Excerpt to read:
+---+
O'BRIEN:
Wayne Swan, how does it feel to have been singled out by the Opposition as the Government's weak link in the Parliament?
TREASURER:
Well, Kerry, I think I took something like a quarter of all questions in the Parliament and I think it might have taken me an over or two to get my eye in. But I think I belted a few to the boundary by mid-week.
O'BRIEN:
Which ones were they?
TREASURER:
Plenty of them, particularly on inflation, the neglect of the previous government over a long period of time to attend to the inflationary pressures in the Australian economy. We've made it very clear that we're going to deal with that problem. We took up responsibility for it on day one and put out our alternative plans. It just seems that in the Parliament the now Opposition won't accept any responsibility for the inflationary pressures that this country is facing at the moment.
O'BRIEN:
But just in terms of how the Parliament is scored by observers, you were certainly scored down, were you not? And I guess, you've acknowledged that your performance in the Parliament over the past two weeks hasn't been flash. Would you also acknowledge that you are going to have to lift your game particularly with two capable aspirants for your job in Julia Gillard and Lindsay Tanner, performing pretty well around you and looking over your shoulder?
TREASURER:
I think people are sick of the sort of vaudeville act that they saw from Peter Costello over a long period of time. I think what the Australian people will pay on is performance. And that's where the Budget really matters because what Australians want is a government that gets down and gets the fundamentals right. And of course in recent years, as you can see from the BCA report today, the fundamentals weren't right and in fact we've got to the point now where we've got the highest underlying inflation in 16 years. That's the legacy left to us and that's what we're going to deal with.
+---+
Task details:
Answer these questions from the interview:
(a) What share of all questions in the Parliament does the Treasurer say he took?
(b) Which two people does O'Brien name as capable aspirants for the Treasurer's job?
(c) Underlying inflation is described as the highest in how many years?

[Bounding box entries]
+---+
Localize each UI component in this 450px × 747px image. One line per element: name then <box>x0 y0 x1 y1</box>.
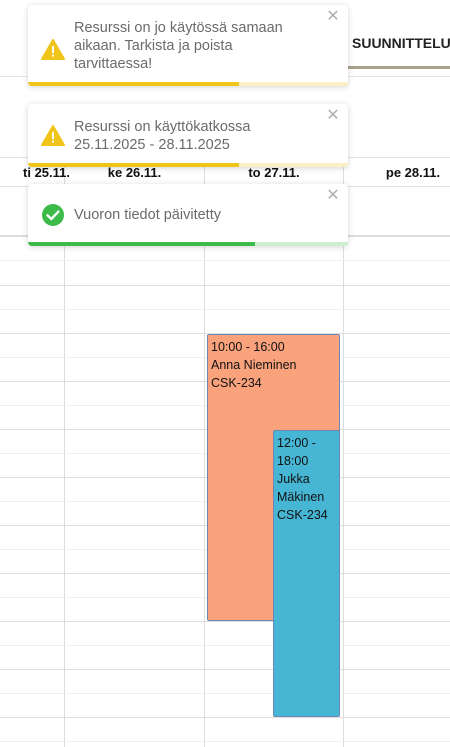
grid-line <box>0 260 450 261</box>
toast-message: Vuoron tiedot päivitetty <box>74 206 320 224</box>
toast-line: aikaan. Tarkista ja poista <box>74 38 233 54</box>
toast-line: 25.11.2025 - 28.11.2025 <box>74 137 230 153</box>
active-tab-indicator <box>344 66 450 69</box>
grid-line <box>0 645 450 646</box>
toast-warning-outage[interactable]: Resurssi on käyttökatkossa 25.11.2025 - … <box>28 104 348 167</box>
day-header-fri[interactable]: pe 28.11. <box>344 158 450 186</box>
toast-progress <box>28 82 348 86</box>
event-time-end: 18:00 <box>277 454 309 468</box>
toast-warning-conflict[interactable]: Resurssi on jo käytössä samaan aikaan. T… <box>28 5 348 86</box>
grid-line <box>0 717 450 718</box>
toast-line: tarvittaessa! <box>74 56 153 72</box>
grid-line <box>0 621 450 622</box>
toast-success-updated[interactable]: Vuoron tiedot päivitetty ✕ <box>28 184 348 246</box>
toast-progress-fill <box>28 242 256 246</box>
toast-progress <box>28 242 348 246</box>
grid-line <box>0 741 450 742</box>
toast-line: Vuoron tiedot päivitetty <box>74 207 221 223</box>
toast-progress-fill <box>28 82 240 86</box>
grid-line <box>0 309 450 310</box>
event-code: CSK-234 <box>277 508 328 522</box>
toast-message: Resurssi on jo käytössä samaan aikaan. T… <box>74 19 320 73</box>
close-icon[interactable]: ✕ <box>326 188 340 204</box>
event-code: CSK-234 <box>211 376 262 390</box>
event-last-name: Mäkinen <box>277 490 325 504</box>
warning-icon <box>41 39 65 60</box>
event-time: 10:00 - 16:00 <box>211 340 285 354</box>
close-icon[interactable]: ✕ <box>326 108 340 124</box>
grid-line <box>0 285 450 286</box>
grid-line <box>0 669 450 670</box>
tab-suunnittelu[interactable]: SUUNNITTELU <box>352 35 450 51</box>
check-circle-icon <box>42 204 64 226</box>
warning-icon <box>41 125 65 146</box>
toast-progress <box>28 163 348 167</box>
grid-line <box>0 693 450 694</box>
toast-line: Resurssi on käyttökatkossa <box>74 119 251 135</box>
event-first-name: Jukka <box>277 472 310 486</box>
toast-progress-fill <box>28 163 240 167</box>
event-time-start: 12:00 - <box>277 436 316 450</box>
close-icon[interactable]: ✕ <box>326 9 340 25</box>
toast-message: Resurssi on käyttökatkossa 25.11.2025 - … <box>74 118 320 154</box>
event-jukka-makinen[interactable]: 12:00 - 18:00 Jukka Mäkinen CSK-234 <box>273 430 340 717</box>
toast-line: Resurssi on jo käytössä samaan <box>74 20 283 36</box>
event-person: Anna Nieminen <box>211 358 297 372</box>
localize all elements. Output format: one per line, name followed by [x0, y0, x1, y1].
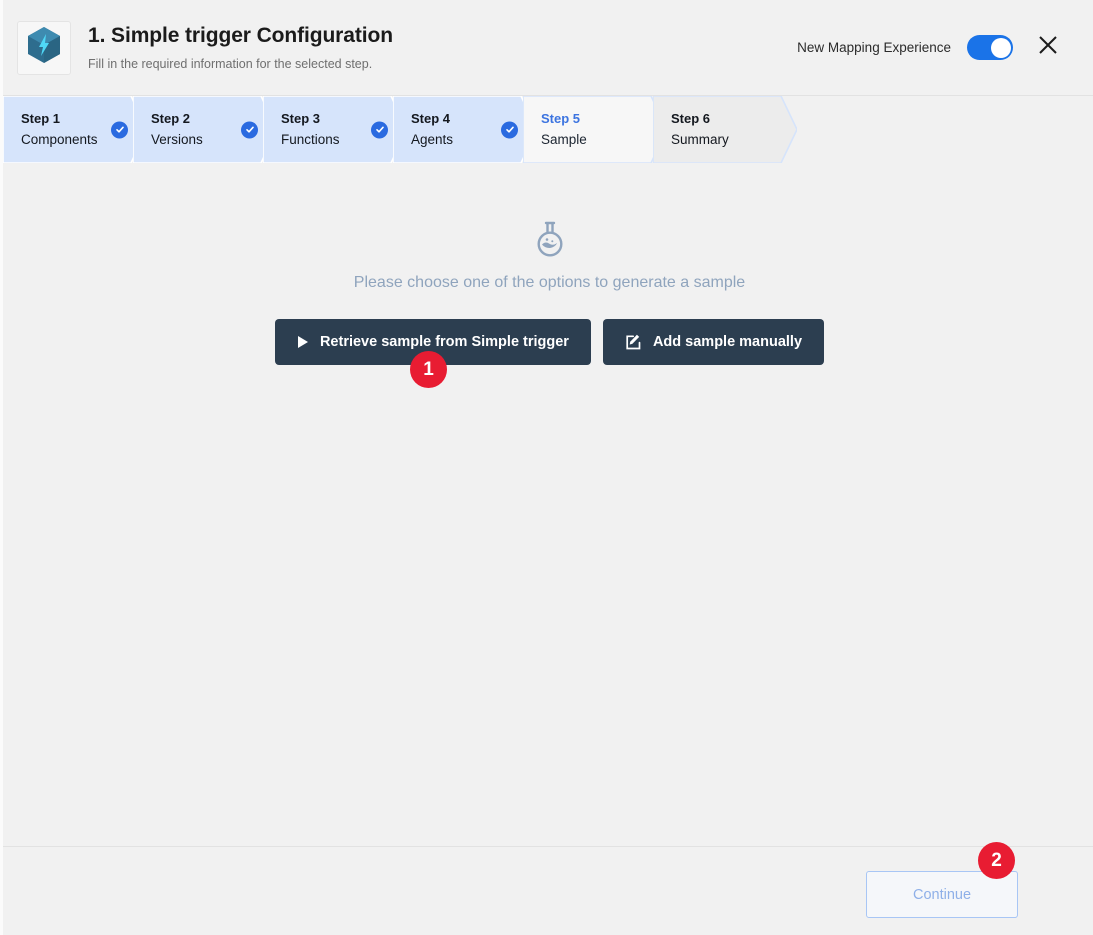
main-content: Please choose one of the options to gene…: [3, 163, 1093, 846]
step-complete-badge: [241, 121, 258, 138]
hexagon-lightning-icon: [27, 26, 61, 69]
sample-action-buttons: Retrieve sample from Simple trigger Add …: [274, 319, 825, 365]
step-label: Summary: [671, 132, 729, 147]
step-number: Step 4: [411, 111, 451, 126]
close-icon: [1037, 34, 1059, 61]
step-complete-badge: [371, 121, 388, 138]
close-button[interactable]: [1033, 33, 1063, 63]
step-number: Step 2: [151, 111, 191, 126]
step-label: Components: [21, 132, 98, 147]
step-breadcrumb: Step 1 Components Step 2 Versions Step 3…: [3, 96, 1093, 163]
page-subtitle: Fill in the required information for the…: [88, 57, 373, 71]
check-icon: [375, 126, 384, 133]
edit-square-icon: [625, 334, 642, 351]
check-icon: [115, 126, 124, 133]
annotation-badge-2: 2: [978, 842, 1015, 879]
add-sample-manually-button[interactable]: Add sample manually: [602, 319, 825, 365]
step-item-3[interactable]: Step 3 Functions: [263, 96, 407, 163]
new-mapping-experience-label: New Mapping Experience: [797, 40, 951, 55]
step-label: Sample: [541, 132, 587, 147]
retrieve-sample-button-label: Retrieve sample from Simple trigger: [319, 334, 569, 350]
page-title: 1. Simple trigger Configuration: [88, 24, 393, 47]
step-complete-badge: [111, 121, 128, 138]
empty-state-message: Please choose one of the options to gene…: [353, 274, 746, 291]
header-controls: New Mapping Experience: [797, 33, 1063, 63]
check-icon: [505, 126, 514, 133]
step-item-2[interactable]: Step 2 Versions: [133, 96, 277, 163]
step-item-5[interactable]: Step 5 Sample: [523, 96, 667, 163]
wizard-dialog: 1. Simple trigger Configuration Fill in …: [0, 0, 1093, 935]
flask-icon: [533, 220, 567, 263]
step-number: Step 1: [21, 111, 61, 126]
step-label: Agents: [411, 132, 454, 147]
step-item-6[interactable]: Step 6 Summary: [653, 96, 797, 163]
add-sample-manually-button-label: Add sample manually: [652, 334, 803, 350]
check-icon: [245, 126, 254, 133]
step-item-4[interactable]: Step 4 Agents: [393, 96, 537, 163]
header-text-group: 1. Simple trigger Configuration Fill in …: [88, 23, 797, 72]
dialog-header: 1. Simple trigger Configuration Fill in …: [3, 0, 1093, 96]
step-complete-badge: [501, 121, 518, 138]
step-number: Step 3: [281, 111, 321, 126]
sample-empty-state: Please choose one of the options to gene…: [3, 220, 1093, 365]
play-icon: [297, 335, 309, 349]
new-mapping-experience-toggle[interactable]: [967, 35, 1013, 60]
step-label: Functions: [281, 132, 340, 147]
step-number: Step 5: [541, 111, 581, 126]
app-icon-container: [17, 20, 71, 75]
toggle-knob: [990, 37, 1011, 58]
step-number: Step 6: [671, 111, 711, 126]
dialog-footer: Continue: [3, 846, 1093, 935]
step-label: Versions: [151, 132, 203, 147]
annotation-badge-1: 1: [410, 351, 447, 388]
step-item-1[interactable]: Step 1 Components: [3, 96, 147, 163]
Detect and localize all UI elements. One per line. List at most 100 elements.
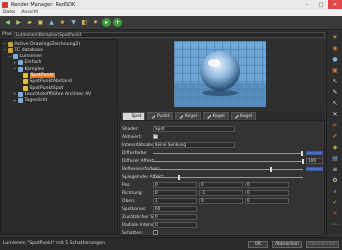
tree-node[interactable]: SpotPunktSpot bbox=[18, 85, 63, 91]
check-icon[interactable]: ✓ bbox=[330, 198, 340, 207]
apply-button[interactable]: Übernehmen bbox=[306, 241, 339, 248]
expander-icon[interactable] bbox=[18, 86, 22, 90]
light-icon[interactable]: ☀ bbox=[330, 33, 340, 42]
app-icon bbox=[2, 1, 8, 8]
diffuse-color-slider[interactable] bbox=[153, 153, 303, 154]
material-icon[interactable]: ◉ bbox=[330, 44, 340, 53]
up-icon[interactable]: ▲ bbox=[47, 18, 56, 27]
arrow-icon[interactable]: ↖ bbox=[330, 99, 340, 108]
tab-kegel-1[interactable]: Kegel bbox=[175, 112, 201, 120]
render-icon[interactable]: ▣ bbox=[330, 66, 340, 75]
settings-icon[interactable]: ⚙ bbox=[330, 176, 340, 185]
expander-icon[interactable] bbox=[18, 80, 22, 84]
back-icon[interactable]: ◀ bbox=[3, 18, 12, 27]
fill-icon[interactable]: ▤ bbox=[330, 154, 340, 163]
active-checkbox[interactable]: ✓ bbox=[153, 134, 158, 139]
tree-node[interactable]: − Active Drawing(Zeichnung2) bbox=[3, 41, 80, 47]
light-icon bbox=[126, 114, 130, 119]
sphere-icon[interactable]: ● bbox=[330, 55, 340, 64]
expander-icon[interactable]: − bbox=[3, 42, 7, 46]
up-z-input[interactable]: 0 bbox=[245, 198, 289, 204]
tree-node[interactable]: + LeuchtstoffRöhre Architec AV bbox=[13, 91, 91, 97]
gear-icon[interactable]: ✷ bbox=[91, 18, 100, 27]
layer-icon[interactable]: ≡ bbox=[330, 165, 340, 174]
forward-icon[interactable]: ▶ bbox=[14, 18, 23, 27]
dir-z-input[interactable]: 0 bbox=[245, 190, 289, 196]
tree-node-label: LeuchtstoffRöhre Architec AV bbox=[24, 91, 92, 97]
shader-select[interactable]: Spot bbox=[153, 126, 235, 132]
expander-icon[interactable] bbox=[18, 74, 22, 78]
diffuse-effect-slider[interactable] bbox=[153, 161, 303, 162]
add-icon[interactable]: + bbox=[113, 18, 122, 27]
paint-icon[interactable]: ◈ bbox=[330, 143, 340, 152]
slider-knob[interactable] bbox=[178, 175, 180, 180]
tab-spot[interactable]: Spot bbox=[122, 112, 146, 120]
expander-icon[interactable]: − bbox=[13, 67, 17, 71]
reflection-color-swatch[interactable] bbox=[306, 167, 323, 171]
tree-node[interactable]: − TC database bbox=[3, 47, 43, 53]
close-button[interactable]: ✕ bbox=[328, 0, 342, 9]
path-field[interactable]: Lumienen\Komplex\SpotPunkt bbox=[13, 31, 325, 38]
path-bar: Pfad Lumienen\Komplex\SpotPunkt bbox=[0, 31, 325, 38]
brush-icon[interactable]: ✐ bbox=[330, 132, 340, 141]
slider-knob[interactable] bbox=[270, 167, 272, 172]
expander-icon[interactable]: + bbox=[13, 60, 17, 65]
ok-button[interactable]: OK bbox=[248, 241, 268, 248]
pos-x-input[interactable]: 0 bbox=[153, 182, 197, 188]
tree-node[interactable]: − Komplex bbox=[13, 66, 44, 72]
dir-y-input[interactable]: -1 bbox=[199, 190, 243, 196]
up-y-input[interactable]: 0 bbox=[199, 198, 243, 204]
dir-x-input[interactable]: 0 bbox=[153, 190, 197, 196]
expander-icon[interactable]: + bbox=[13, 98, 17, 103]
diffuse-effect-input[interactable]: 100 bbox=[306, 158, 323, 164]
slider-knob[interactable] bbox=[301, 151, 303, 156]
search-icon[interactable]: ⌕ bbox=[330, 187, 340, 196]
status-text: Lumienen "SpotPunkt" mit 5 Schattierunge… bbox=[3, 241, 105, 246]
expander-icon[interactable]: − bbox=[8, 54, 12, 59]
tree-node[interactable]: − Lumienen bbox=[8, 54, 42, 60]
tree-node[interactable]: + Einfach bbox=[13, 60, 41, 66]
minimize-button[interactable]: – bbox=[300, 0, 314, 9]
pos-z-input[interactable]: 0 bbox=[245, 182, 289, 188]
pen-icon[interactable]: ✎ bbox=[330, 88, 340, 97]
shadows-checkbox[interactable] bbox=[153, 230, 158, 235]
tree-node[interactable]: SpotPunkt bbox=[18, 73, 55, 79]
maximize-button[interactable]: □ bbox=[314, 0, 328, 9]
cancel-icon[interactable]: ✕ bbox=[330, 209, 340, 218]
shader-label: Shader: bbox=[122, 126, 139, 132]
intensity-select[interactable]: Keine Senkung bbox=[153, 142, 235, 148]
tree-node[interactable]: SpotPunktAbstand bbox=[18, 79, 72, 85]
tab-kegel-3[interactable]: Kegel bbox=[230, 112, 257, 120]
pencil-icon[interactable]: ✏ bbox=[330, 121, 340, 130]
star-icon[interactable]: ★ bbox=[58, 18, 67, 27]
close-icon[interactable]: ✕ bbox=[330, 110, 340, 119]
up-x-input[interactable]: 1 bbox=[153, 198, 197, 204]
slider-knob[interactable] bbox=[302, 159, 304, 164]
folder-icon[interactable]: ▰ bbox=[25, 18, 34, 27]
menu-datei[interactable]: Datei bbox=[3, 10, 15, 15]
new-icon[interactable]: ▣ bbox=[36, 18, 45, 27]
play-icon[interactable]: ▸ bbox=[102, 18, 111, 27]
dots-icon[interactable]: ⋯ bbox=[330, 220, 340, 229]
down-icon[interactable]: ▼ bbox=[69, 18, 78, 27]
pos-y-input[interactable]: 0 bbox=[199, 182, 243, 188]
diffuse-color-swatch[interactable] bbox=[306, 151, 323, 155]
export-icon[interactable]: ◧ bbox=[80, 18, 89, 27]
cursor-icon[interactable]: ↖ bbox=[330, 77, 340, 86]
tab-punkt[interactable]: Punkt bbox=[147, 112, 174, 120]
tab-kegel-2[interactable]: Kegel bbox=[202, 112, 229, 120]
extra-angle-input[interactable]: 0 bbox=[153, 214, 197, 220]
spot-angle-label: Spotkonus: bbox=[122, 206, 147, 212]
spot-angle-input[interactable]: 60 bbox=[153, 206, 197, 212]
node-icon bbox=[18, 60, 23, 66]
tree-node[interactable]: + Tageslicht bbox=[13, 98, 47, 104]
cancel-button[interactable]: Abbrechen bbox=[272, 241, 302, 248]
mirror-effect-slider[interactable] bbox=[153, 177, 303, 178]
tree-node-label: Komplex bbox=[24, 66, 45, 72]
expander-icon[interactable]: − bbox=[3, 48, 7, 52]
expander-icon[interactable]: + bbox=[13, 92, 17, 96]
reflection-color-slider[interactable] bbox=[153, 169, 303, 170]
property-tabs: Spot Punkt Kegel Kegel Kegel bbox=[119, 111, 325, 120]
radial-input[interactable]: 0 bbox=[153, 222, 197, 228]
menu-ansicht[interactable]: Ansicht bbox=[21, 10, 38, 15]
+---+
Exercise output:
(a) Something like a quarter of all questions.
(b) Julia Gillard and Lindsay Tanner.
(c) 16 years.